Requirement: Locate the word "فإنه" in the data below, then copy every line that holds it.

-- START OF Data lines --

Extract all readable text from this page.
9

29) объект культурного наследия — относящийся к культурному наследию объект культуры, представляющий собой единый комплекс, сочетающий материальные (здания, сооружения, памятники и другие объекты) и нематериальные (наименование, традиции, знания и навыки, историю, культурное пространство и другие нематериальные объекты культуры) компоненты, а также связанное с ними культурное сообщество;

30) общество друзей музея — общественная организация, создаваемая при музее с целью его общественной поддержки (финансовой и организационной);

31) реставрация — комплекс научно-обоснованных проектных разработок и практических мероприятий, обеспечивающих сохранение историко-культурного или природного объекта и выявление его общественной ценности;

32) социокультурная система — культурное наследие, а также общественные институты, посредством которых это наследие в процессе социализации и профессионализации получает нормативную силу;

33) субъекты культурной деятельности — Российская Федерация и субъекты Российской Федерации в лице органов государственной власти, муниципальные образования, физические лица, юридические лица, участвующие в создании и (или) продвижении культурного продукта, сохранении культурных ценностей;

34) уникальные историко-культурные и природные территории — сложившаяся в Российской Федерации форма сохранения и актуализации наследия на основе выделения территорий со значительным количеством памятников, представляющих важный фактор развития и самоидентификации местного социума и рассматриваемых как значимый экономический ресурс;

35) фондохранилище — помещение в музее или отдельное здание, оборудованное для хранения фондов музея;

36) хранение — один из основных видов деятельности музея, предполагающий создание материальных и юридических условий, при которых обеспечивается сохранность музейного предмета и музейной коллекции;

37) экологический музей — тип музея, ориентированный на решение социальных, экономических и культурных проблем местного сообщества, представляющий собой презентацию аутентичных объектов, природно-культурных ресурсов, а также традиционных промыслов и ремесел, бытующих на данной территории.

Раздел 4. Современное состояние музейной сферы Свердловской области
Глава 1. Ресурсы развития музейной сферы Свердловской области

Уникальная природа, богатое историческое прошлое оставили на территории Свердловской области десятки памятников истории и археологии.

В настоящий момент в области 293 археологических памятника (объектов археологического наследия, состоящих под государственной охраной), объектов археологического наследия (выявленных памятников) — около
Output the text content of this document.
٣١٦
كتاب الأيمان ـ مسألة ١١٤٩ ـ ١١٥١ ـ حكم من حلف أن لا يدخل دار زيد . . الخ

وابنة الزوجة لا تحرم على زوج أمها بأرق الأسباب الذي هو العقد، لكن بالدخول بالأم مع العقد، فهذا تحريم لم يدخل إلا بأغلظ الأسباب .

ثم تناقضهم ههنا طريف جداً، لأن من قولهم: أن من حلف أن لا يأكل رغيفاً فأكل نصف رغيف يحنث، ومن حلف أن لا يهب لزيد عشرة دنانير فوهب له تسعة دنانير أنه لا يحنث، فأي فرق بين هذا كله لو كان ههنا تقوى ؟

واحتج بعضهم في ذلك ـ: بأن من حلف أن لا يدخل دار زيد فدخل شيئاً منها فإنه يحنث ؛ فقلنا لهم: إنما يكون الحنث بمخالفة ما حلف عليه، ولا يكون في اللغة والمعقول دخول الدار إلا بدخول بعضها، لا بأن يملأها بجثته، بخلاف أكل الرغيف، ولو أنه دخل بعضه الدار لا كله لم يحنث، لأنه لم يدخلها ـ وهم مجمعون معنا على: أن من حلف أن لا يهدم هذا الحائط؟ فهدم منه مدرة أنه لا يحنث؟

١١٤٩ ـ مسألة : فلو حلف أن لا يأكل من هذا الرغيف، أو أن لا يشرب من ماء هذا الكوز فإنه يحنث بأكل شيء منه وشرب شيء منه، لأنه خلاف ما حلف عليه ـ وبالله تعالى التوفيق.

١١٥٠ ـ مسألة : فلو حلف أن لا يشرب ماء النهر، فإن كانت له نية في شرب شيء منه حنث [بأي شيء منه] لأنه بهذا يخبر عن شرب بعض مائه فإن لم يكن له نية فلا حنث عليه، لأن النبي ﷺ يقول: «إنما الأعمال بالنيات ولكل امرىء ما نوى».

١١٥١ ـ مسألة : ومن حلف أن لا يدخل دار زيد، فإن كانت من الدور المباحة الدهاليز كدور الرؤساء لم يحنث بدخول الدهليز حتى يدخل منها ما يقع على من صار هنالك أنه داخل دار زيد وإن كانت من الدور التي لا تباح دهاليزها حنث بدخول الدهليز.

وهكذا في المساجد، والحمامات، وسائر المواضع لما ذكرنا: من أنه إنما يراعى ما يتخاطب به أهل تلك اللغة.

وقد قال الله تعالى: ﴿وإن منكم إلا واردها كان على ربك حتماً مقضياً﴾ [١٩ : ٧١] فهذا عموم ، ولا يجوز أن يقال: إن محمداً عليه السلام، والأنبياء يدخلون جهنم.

-- END OF Data lines --

Complete response:
واحتج بعضهم في ذلك ـ: بأن من حلف أن لا يدخل دار زيد فدخل شيئاً منها فإنه يحنث ؛ فقلنا لهم: إنما يكون الحنث بمخالفة ما حلف عليه، ولا يكون في اللغة والمعقول دخول الدار إلا بدخول بعضها، لا بأن يملأها بجثته، بخلاف أكل الرغيف، ولو أنه دخل بعضه الدار لا كله لم يحنث، لأنه لم يدخلها ـ وهم مجمعون معنا على: أن من حلف أن لا يهدم هذا الحائط؟ فهدم منه مدرة أنه لا يحنث؟
١١٤٩ ـ مسألة : فلو حلف أن لا يأكل من هذا الرغيف، أو أن لا يشرب من ماء هذا الكوز فإنه يحنث بأكل شيء منه وشرب شيء منه، لأنه خلاف ما حلف عليه ـ وبالله تعالى التوفيق.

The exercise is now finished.